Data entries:

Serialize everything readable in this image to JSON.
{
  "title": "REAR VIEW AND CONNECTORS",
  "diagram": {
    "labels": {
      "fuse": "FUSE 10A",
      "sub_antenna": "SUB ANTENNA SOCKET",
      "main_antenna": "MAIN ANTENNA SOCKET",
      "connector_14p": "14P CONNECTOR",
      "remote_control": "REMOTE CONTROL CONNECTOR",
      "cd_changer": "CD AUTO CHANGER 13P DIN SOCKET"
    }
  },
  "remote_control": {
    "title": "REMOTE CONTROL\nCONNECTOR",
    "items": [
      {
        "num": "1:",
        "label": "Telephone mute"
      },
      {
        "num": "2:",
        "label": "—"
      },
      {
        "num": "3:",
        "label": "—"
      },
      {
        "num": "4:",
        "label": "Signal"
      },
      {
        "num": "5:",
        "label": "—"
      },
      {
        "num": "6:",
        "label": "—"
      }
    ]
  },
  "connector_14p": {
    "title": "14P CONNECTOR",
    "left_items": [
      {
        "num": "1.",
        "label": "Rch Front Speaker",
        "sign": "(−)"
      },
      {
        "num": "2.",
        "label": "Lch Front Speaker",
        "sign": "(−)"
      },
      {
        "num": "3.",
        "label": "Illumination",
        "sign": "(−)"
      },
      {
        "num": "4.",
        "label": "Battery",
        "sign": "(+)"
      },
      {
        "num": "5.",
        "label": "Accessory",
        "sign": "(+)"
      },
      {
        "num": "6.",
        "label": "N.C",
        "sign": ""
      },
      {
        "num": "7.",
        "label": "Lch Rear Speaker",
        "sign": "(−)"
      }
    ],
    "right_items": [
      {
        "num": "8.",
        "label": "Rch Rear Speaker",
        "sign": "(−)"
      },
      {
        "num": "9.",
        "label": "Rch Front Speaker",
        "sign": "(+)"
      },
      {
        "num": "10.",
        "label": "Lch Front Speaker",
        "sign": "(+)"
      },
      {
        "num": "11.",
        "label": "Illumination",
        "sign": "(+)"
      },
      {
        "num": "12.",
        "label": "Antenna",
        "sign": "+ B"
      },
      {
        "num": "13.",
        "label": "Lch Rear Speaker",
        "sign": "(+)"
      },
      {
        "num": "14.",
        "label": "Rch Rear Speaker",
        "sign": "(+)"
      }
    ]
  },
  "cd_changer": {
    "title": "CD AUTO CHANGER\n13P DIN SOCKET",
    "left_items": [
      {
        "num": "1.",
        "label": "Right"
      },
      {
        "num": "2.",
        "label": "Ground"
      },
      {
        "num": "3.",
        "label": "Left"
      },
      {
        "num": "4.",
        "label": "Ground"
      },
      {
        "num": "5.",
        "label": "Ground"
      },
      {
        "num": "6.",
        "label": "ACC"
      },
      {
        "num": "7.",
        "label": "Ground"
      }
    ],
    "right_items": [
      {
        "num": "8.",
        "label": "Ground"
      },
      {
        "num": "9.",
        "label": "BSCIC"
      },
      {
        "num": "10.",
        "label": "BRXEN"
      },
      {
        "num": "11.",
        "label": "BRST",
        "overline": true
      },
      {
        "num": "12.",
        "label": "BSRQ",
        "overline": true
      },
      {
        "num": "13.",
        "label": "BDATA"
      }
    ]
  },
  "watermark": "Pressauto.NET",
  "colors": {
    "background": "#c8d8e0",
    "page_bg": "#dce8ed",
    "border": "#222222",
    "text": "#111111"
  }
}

# TASK STATEMENT
Output all records verbatim.

# SOLVED PROBLEM
Serialize everything readable in this image to JSON.
{
  "title": "REAR VIEW AND CONNECTORS",
  "diagram": {
    "labels": {
      "fuse": "FUSE 10A",
      "sub_antenna": "SUB ANTENNA SOCKET",
      "main_antenna": "MAIN ANTENNA SOCKET",
      "connector_14p": "14P CONNECTOR",
      "remote_control": "REMOTE CONTROL CONNECTOR",
      "cd_changer": "CD AUTO CHANGER 13P DIN SOCKET"
    }
  },
  "remote_control": {
    "title": "REMOTE CONTROL\nCONNECTOR",
    "items": [
      {
        "num": "1:",
        "label": "Telephone mute"
      },
      {
        "num": "2:",
        "label": "—"
      },
      {
        "num": "3:",
        "label": "—"
      },
      {
        "num": "4:",
        "label": "Signal"
      },
      {
        "num": "5:",
        "label": "—"
      },
      {
        "num": "6:",
        "label": "—"
      }
    ]
  },
  "connector_14p": {
    "title": "14P CONNECTOR",
    "left_items": [
      {
        "num": "1.",
        "label": "Rch Front Speaker",
        "sign": "(−)"
      },
      {
        "num": "2.",
        "label": "Lch Front Speaker",
        "sign": "(−)"
      },
      {
        "num": "3.",
        "label": "Illumination",
        "sign": "(−)"
      },
      {
        "num": "4.",
        "label": "Battery",
        "sign": "(+)"
      },
      {
        "num": "5.",
        "label": "Accessory",
        "sign": "(+)"
      },
      {
        "num": "6.",
        "label": "N.C",
        "sign": ""
      },
      {
        "num": "7.",
        "label": "Lch Rear Speaker",
        "sign": "(−)"
      }
    ],
    "right_items": [
      {
        "num": "8.",
        "label": "Rch Rear Speaker",
        "sign": "(−)"
      },
      {
        "num": "9.",
        "label": "Rch Front Speaker",
        "sign": "(+)"
      },
      {
        "num": "10.",
        "label": "Lch Front Speaker",
        "sign": "(+)"
      },
      {
        "num": "11.",
        "label": "Illumination",
        "sign": "(+)"
      },
      {
        "num": "12.",
        "label": "Antenna",
        "sign": "+ B"
      },
      {
        "num": "13.",
        "label": "Lch Rear Speaker",
        "sign": "(+)"
      },
      {
        "num": "14.",
        "label": "Rch Rear Speaker",
        "sign": "(+)"
      }
    ]
  },
  "cd_changer": {
    "title": "CD AUTO CHANGER\n13P DIN SOCKET",
    "left_items": [
      {
        "num": "1.",
        "label": "Right"
      },
      {
        "num": "2.",
        "label": "Ground"
      },
      {
        "num": "3.",
        "label": "Left"
      },
      {
        "num": "4.",
        "label": "Ground"
      },
      {
        "num": "5.",
        "label": "Ground"
      },
      {
        "num": "6.",
        "label": "ACC"
      },
      {
        "num": "7.",
        "label": "Ground"
      }
    ],
    "right_items": [
      {
        "num": "8.",
        "label": "Ground"
      },
      {
        "num": "9.",
        "label": "BSCIC"
      },
      {
        "num": "10.",
        "label": "BRXEN"
      },
      {
        "num": "11.",
        "label": "BRST",
        "overline": true
      },
      {
        "num": "12.",
        "label": "BSRQ",
        "overline": true
      },
      {
        "num": "13.",
        "label": "BDATA"
      }
    ]
  },
  "watermark": "Pressauto.NET",
  "colors": {
    "background": "#c8d8e0",
    "page_bg": "#dce8ed",
    "border": "#222222",
    "text": "#111111"
  }
}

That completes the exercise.